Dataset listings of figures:
◇ ◇ ◇
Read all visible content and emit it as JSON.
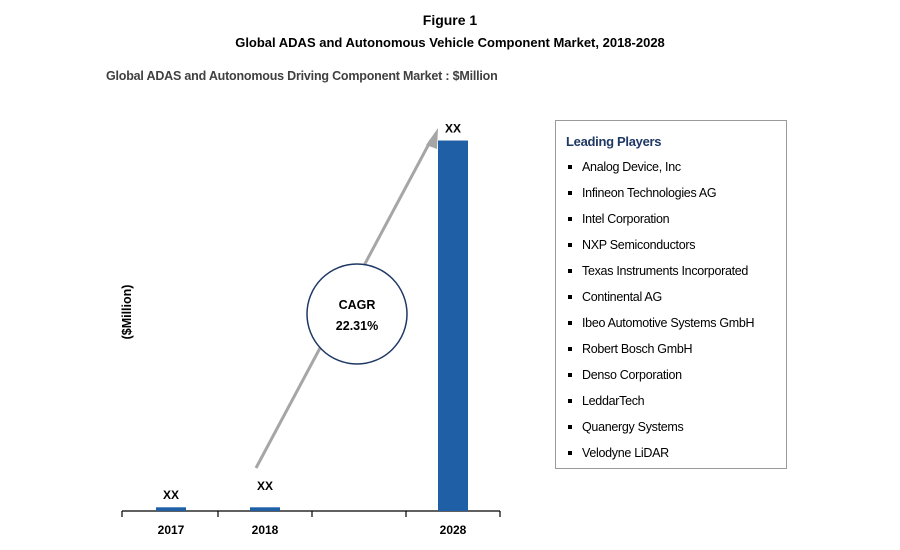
{
  "figure": {
    "label": "Figure 1",
    "title": "Global ADAS and Autonomous Vehicle Component Market, 2018-2028"
  },
  "chart_data": {
    "type": "bar",
    "title": "Global ADAS and Autonomous Driving Component Market : $Million",
    "ylabel": "($Million)",
    "xlabel": "",
    "categories": [
      "2017",
      "2018",
      "2028"
    ],
    "values": [
      1,
      1,
      100
    ],
    "value_labels": [
      "XX",
      "XX",
      "XX"
    ],
    "ylim": [
      0,
      105
    ],
    "grid": false,
    "bar_color": "#1f5fa6",
    "annotation": {
      "label": "CAGR",
      "value": "22.31%",
      "arrow_color": "#a6a6a6",
      "circle_color": "#1f3864"
    }
  },
  "players": {
    "heading": "Leading Players",
    "heading_color": "#1f3864",
    "items": [
      "Analog Device, Inc",
      "Infineon Technologies AG",
      "Intel Corporation",
      "NXP Semiconductors",
      "Texas Instruments Incorporated",
      "Continental AG",
      "Ibeo Automotive Systems GmbH",
      "Robert Bosch GmbH",
      "Denso Corporation",
      "LeddarTech",
      "Quanergy Systems",
      "Velodyne LiDAR"
    ]
  }
}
◇ ◇ ◇
*Given task*. All of the lines above should be printed exactly, minus the pictures.

*Solution for this problem*.
Read all visible content and emit it as JSON.
{
  "figure": {
    "label": "Figure 1",
    "title": "Global ADAS and Autonomous Vehicle Component Market, 2018-2028"
  },
  "chart_data": {
    "type": "bar",
    "title": "Global ADAS and Autonomous Driving Component Market : $Million",
    "ylabel": "($Million)",
    "xlabel": "",
    "categories": [
      "2017",
      "2018",
      "2028"
    ],
    "values": [
      1,
      1,
      100
    ],
    "value_labels": [
      "XX",
      "XX",
      "XX"
    ],
    "ylim": [
      0,
      105
    ],
    "grid": false,
    "bar_color": "#1f5fa6",
    "annotation": {
      "label": "CAGR",
      "value": "22.31%",
      "arrow_color": "#a6a6a6",
      "circle_color": "#1f3864"
    }
  },
  "players": {
    "heading": "Leading Players",
    "heading_color": "#1f3864",
    "items": [
      "Analog Device, Inc",
      "Infineon Technologies AG",
      "Intel Corporation",
      "NXP Semiconductors",
      "Texas Instruments Incorporated",
      "Continental AG",
      "Ibeo Automotive Systems GmbH",
      "Robert Bosch GmbH",
      "Denso Corporation",
      "LeddarTech",
      "Quanergy Systems",
      "Velodyne LiDAR"
    ]
  }
}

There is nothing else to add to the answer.